### Task material
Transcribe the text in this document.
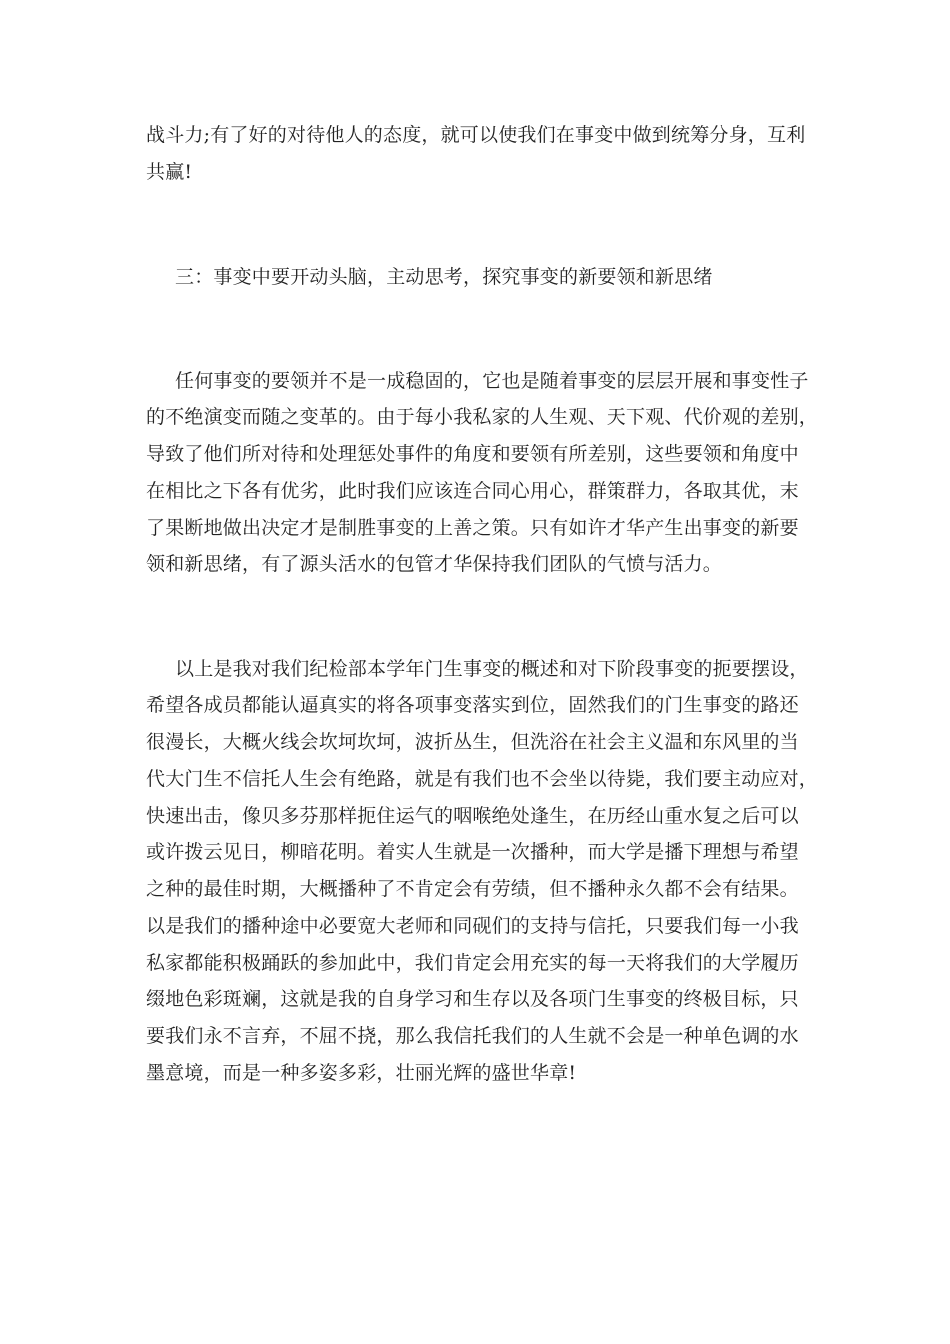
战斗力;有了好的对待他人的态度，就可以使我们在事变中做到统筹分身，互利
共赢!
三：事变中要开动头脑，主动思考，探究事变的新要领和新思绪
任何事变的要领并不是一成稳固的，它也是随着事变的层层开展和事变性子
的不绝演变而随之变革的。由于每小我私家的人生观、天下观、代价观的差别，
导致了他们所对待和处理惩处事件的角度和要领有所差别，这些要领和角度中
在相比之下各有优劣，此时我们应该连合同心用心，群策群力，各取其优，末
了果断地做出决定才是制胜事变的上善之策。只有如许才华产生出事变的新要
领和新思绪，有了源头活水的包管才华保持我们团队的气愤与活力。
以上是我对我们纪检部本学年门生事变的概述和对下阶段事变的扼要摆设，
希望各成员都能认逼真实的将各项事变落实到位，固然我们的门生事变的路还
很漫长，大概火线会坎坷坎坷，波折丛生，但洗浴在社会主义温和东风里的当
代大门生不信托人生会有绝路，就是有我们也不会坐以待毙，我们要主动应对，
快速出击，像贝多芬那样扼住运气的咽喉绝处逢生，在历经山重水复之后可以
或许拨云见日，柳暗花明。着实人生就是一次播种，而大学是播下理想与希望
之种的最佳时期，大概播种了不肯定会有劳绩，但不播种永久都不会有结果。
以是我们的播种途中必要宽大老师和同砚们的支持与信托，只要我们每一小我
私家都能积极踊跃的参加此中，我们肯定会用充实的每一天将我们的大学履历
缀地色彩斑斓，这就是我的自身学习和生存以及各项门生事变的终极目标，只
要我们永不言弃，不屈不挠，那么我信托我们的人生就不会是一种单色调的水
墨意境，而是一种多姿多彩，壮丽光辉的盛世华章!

...

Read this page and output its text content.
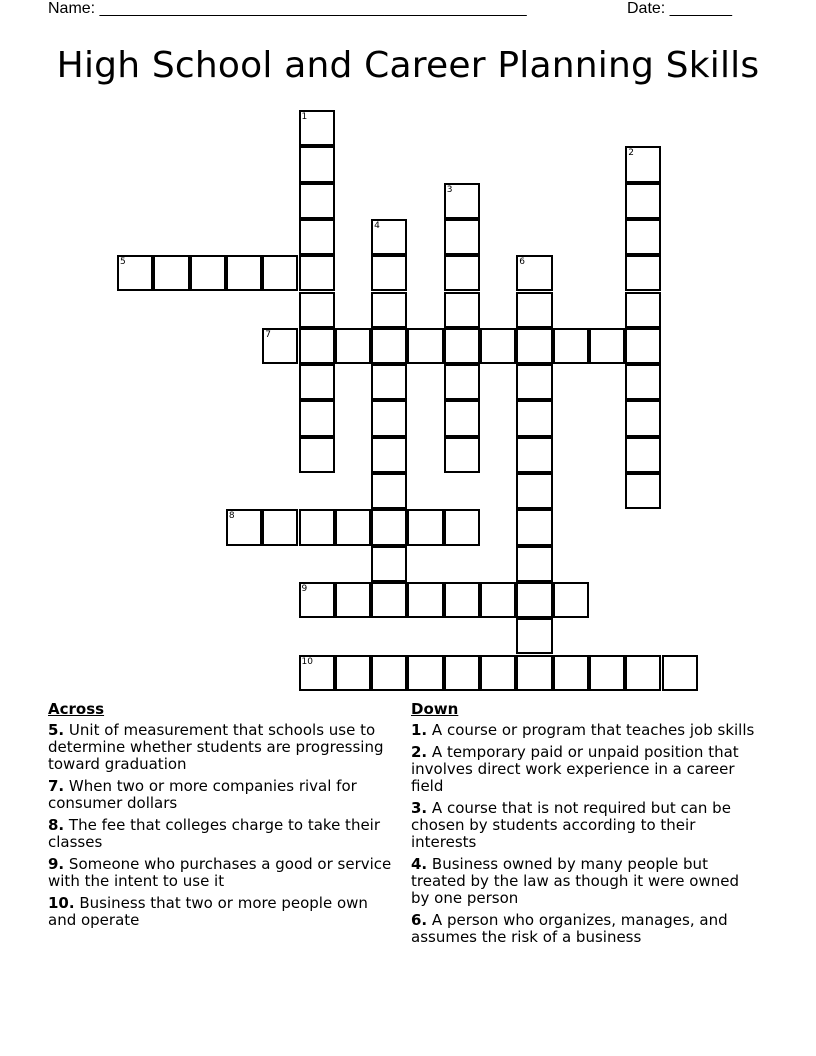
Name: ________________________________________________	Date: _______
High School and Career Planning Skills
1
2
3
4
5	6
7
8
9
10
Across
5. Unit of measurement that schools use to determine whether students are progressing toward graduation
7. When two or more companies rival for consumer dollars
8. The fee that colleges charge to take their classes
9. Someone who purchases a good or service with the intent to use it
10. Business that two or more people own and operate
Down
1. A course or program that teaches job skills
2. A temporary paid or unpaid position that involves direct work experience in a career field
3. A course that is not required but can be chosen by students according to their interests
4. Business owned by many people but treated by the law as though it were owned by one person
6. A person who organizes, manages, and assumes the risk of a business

### Work instructions
How many lines of these entries contain the string "their"? Reply with the number alone.

### Exercise output
2